Task prompt »
Word for word, repeat the entries, minus the pictures.

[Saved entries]
◇ ◇ ◇ ◇ ◇
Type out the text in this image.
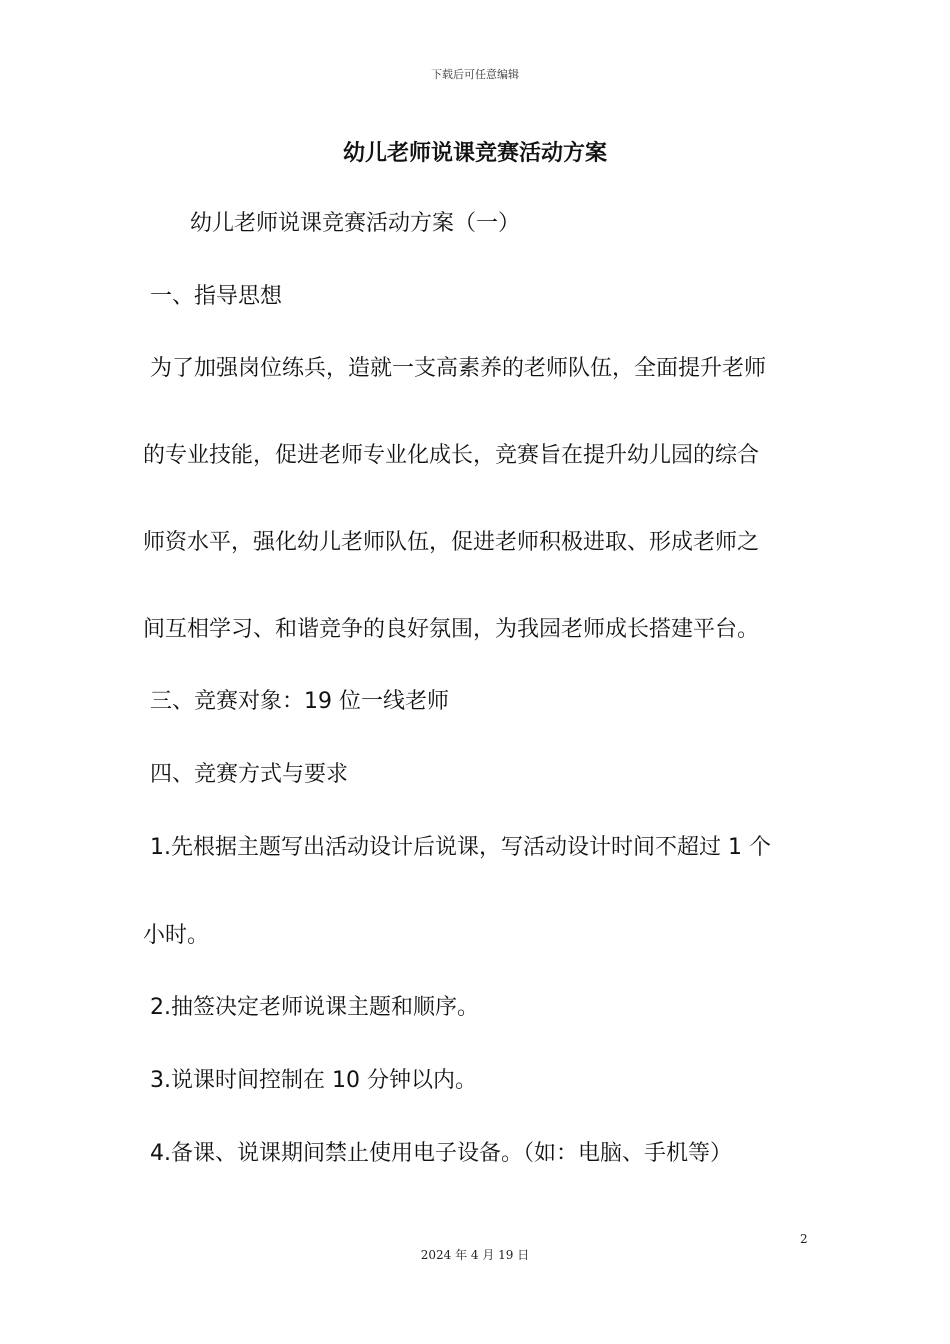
下载后可任意编辑
幼儿老师说课竞赛活动方案
幼儿老师说课竞赛活动方案（一）
一、指导思想
为了加强岗位练兵，造就一支高素养的老师队伍，全面提升老师
的专业技能，促进老师专业化成长，竞赛旨在提升幼儿园的综合
师资水平，强化幼儿老师队伍，促进老师积极进取、形成老师之
间互相学习、和谐竞争的良好氛围，为我园老师成长搭建平台。
三、竞赛对象：19 位一线老师
四、竞赛方式与要求
1.先根据主题写出活动设计后说课，写活动设计时间不超过 1 个
小时。
2.抽签决定老师说课主题和顺序。
3.说课时间控制在 10 分钟以内。
4.备课、说课期间禁止使用电子设备。（如：电脑、手机等）
2
2024 年 4 月 19 日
◇ ◇ ◇ ◇ ◇
Answer for this exercise »
Type out the text in this image.
下载后可任意编辑
幼儿老师说课竞赛活动方案
幼儿老师说课竞赛活动方案（一）
一、指导思想
为了加强岗位练兵，造就一支高素养的老师队伍，全面提升老师
的专业技能，促进老师专业化成长，竞赛旨在提升幼儿园的综合
师资水平，强化幼儿老师队伍，促进老师积极进取、形成老师之
间互相学习、和谐竞争的良好氛围，为我园老师成长搭建平台。
三、竞赛对象：19 位一线老师
四、竞赛方式与要求
1.先根据主题写出活动设计后说课，写活动设计时间不超过 1 个
小时。
2.抽签决定老师说课主题和顺序。
3.说课时间控制在 10 分钟以内。
4.备课、说课期间禁止使用电子设备。（如：电脑、手机等）
2
2024 年 4 月 19 日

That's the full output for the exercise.